*Your task*:
Make an exact copy of the lines, leaving the pictures out.

## Begin Provided material

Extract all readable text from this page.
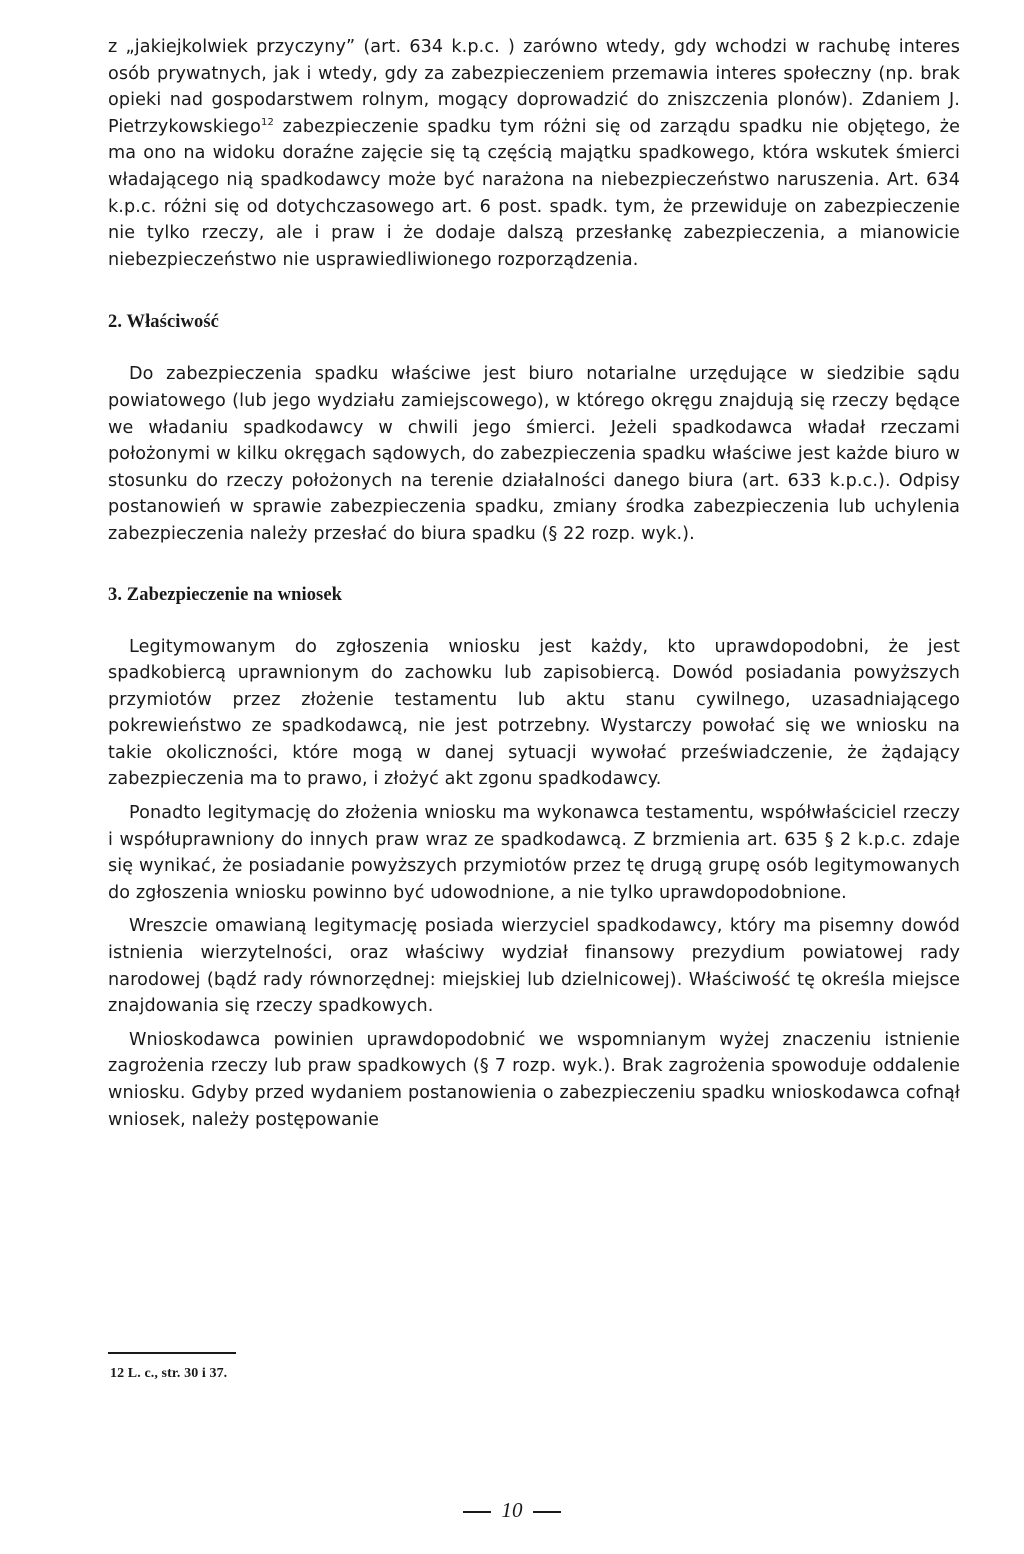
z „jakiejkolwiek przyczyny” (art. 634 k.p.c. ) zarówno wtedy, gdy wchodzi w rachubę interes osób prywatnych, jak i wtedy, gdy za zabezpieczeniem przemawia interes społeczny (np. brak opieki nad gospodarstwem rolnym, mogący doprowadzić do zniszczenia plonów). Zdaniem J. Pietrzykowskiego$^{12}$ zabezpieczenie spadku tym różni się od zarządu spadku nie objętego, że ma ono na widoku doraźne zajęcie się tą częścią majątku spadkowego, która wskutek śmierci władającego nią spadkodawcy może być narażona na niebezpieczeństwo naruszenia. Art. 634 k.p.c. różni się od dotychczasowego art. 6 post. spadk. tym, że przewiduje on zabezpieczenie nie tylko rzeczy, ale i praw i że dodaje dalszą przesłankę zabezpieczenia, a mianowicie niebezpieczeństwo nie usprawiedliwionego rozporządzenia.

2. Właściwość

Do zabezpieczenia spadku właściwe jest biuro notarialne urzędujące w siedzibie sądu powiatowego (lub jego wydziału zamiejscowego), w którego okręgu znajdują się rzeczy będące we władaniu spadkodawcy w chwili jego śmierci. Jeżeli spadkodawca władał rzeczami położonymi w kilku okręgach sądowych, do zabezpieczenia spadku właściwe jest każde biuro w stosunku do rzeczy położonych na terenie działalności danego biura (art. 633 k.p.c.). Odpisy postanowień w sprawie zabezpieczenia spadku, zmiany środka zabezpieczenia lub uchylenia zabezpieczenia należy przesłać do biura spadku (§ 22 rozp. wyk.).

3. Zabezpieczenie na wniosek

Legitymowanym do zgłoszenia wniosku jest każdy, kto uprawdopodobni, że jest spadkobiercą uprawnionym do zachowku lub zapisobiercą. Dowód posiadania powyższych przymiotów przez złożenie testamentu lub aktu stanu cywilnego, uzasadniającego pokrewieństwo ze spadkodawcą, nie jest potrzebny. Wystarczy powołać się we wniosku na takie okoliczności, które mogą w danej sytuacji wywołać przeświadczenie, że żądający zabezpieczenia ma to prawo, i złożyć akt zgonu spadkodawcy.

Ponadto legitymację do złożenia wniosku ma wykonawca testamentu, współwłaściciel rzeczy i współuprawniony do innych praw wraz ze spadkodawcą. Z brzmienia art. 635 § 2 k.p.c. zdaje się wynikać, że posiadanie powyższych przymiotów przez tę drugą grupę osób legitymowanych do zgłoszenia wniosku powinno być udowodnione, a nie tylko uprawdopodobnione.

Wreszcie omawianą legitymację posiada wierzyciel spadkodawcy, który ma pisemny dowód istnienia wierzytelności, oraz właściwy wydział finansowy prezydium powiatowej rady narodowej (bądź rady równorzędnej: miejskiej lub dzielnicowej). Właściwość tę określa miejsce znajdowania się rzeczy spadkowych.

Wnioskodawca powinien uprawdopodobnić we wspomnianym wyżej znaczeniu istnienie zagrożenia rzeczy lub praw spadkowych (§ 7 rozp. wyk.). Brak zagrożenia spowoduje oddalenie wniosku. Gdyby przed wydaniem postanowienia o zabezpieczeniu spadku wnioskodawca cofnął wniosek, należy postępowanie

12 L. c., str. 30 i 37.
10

## End Provided material

*Written solution*:
Extract all readable text from this page.
z „jakiejkolwiek przyczyny” (art. 634 k.p.c. ) zarówno wtedy, gdy wchodzi w rachubę interes osób prywatnych, jak i wtedy, gdy za zabezpieczeniem przemawia interes społeczny (np. brak opieki nad gospodarstwem rolnym, mogący doprowadzić do zniszczenia plonów). Zdaniem J. Pietrzykowskiego$^{12}$ zabezpieczenie spadku tym różni się od zarządu spadku nie objętego, że ma ono na widoku doraźne zajęcie się tą częścią majątku spadkowego, która wskutek śmierci władającego nią spadkodawcy może być narażona na niebezpieczeństwo naruszenia. Art. 634 k.p.c. różni się od dotychczasowego art. 6 post. spadk. tym, że przewiduje on zabezpieczenie nie tylko rzeczy, ale i praw i że dodaje dalszą przesłankę zabezpieczenia, a mianowicie niebezpieczeństwo nie usprawiedliwionego rozporządzenia.

2. Właściwość

Do zabezpieczenia spadku właściwe jest biuro notarialne urzędujące w siedzibie sądu powiatowego (lub jego wydziału zamiejscowego), w którego okręgu znajdują się rzeczy będące we władaniu spadkodawcy w chwili jego śmierci. Jeżeli spadkodawca władał rzeczami położonymi w kilku okręgach sądowych, do zabezpieczenia spadku właściwe jest każde biuro w stosunku do rzeczy położonych na terenie działalności danego biura (art. 633 k.p.c.). Odpisy postanowień w sprawie zabezpieczenia spadku, zmiany środka zabezpieczenia lub uchylenia zabezpieczenia należy przesłać do biura spadku (§ 22 rozp. wyk.).

3. Zabezpieczenie na wniosek

Legitymowanym do zgłoszenia wniosku jest każdy, kto uprawdopodobni, że jest spadkobiercą uprawnionym do zachowku lub zapisobiercą. Dowód posiadania powyższych przymiotów przez złożenie testamentu lub aktu stanu cywilnego, uzasadniającego pokrewieństwo ze spadkodawcą, nie jest potrzebny. Wystarczy powołać się we wniosku na takie okoliczności, które mogą w danej sytuacji wywołać przeświadczenie, że żądający zabezpieczenia ma to prawo, i złożyć akt zgonu spadkodawcy.

Ponadto legitymację do złożenia wniosku ma wykonawca testamentu, współwłaściciel rzeczy i współuprawniony do innych praw wraz ze spadkodawcą. Z brzmienia art. 635 § 2 k.p.c. zdaje się wynikać, że posiadanie powyższych przymiotów przez tę drugą grupę osób legitymowanych do zgłoszenia wniosku powinno być udowodnione, a nie tylko uprawdopodobnione.

Wreszcie omawianą legitymację posiada wierzyciel spadkodawcy, który ma pisemny dowód istnienia wierzytelności, oraz właściwy wydział finansowy prezydium powiatowej rady narodowej (bądź rady równorzędnej: miejskiej lub dzielnicowej). Właściwość tę określa miejsce znajdowania się rzeczy spadkowych.

Wnioskodawca powinien uprawdopodobnić we wspomnianym wyżej znaczeniu istnienie zagrożenia rzeczy lub praw spadkowych (§ 7 rozp. wyk.). Brak zagrożenia spowoduje oddalenie wniosku. Gdyby przed wydaniem postanowienia o zabezpieczeniu spadku wnioskodawca cofnął wniosek, należy postępowanie

12 L. c., str. 30 i 37.
10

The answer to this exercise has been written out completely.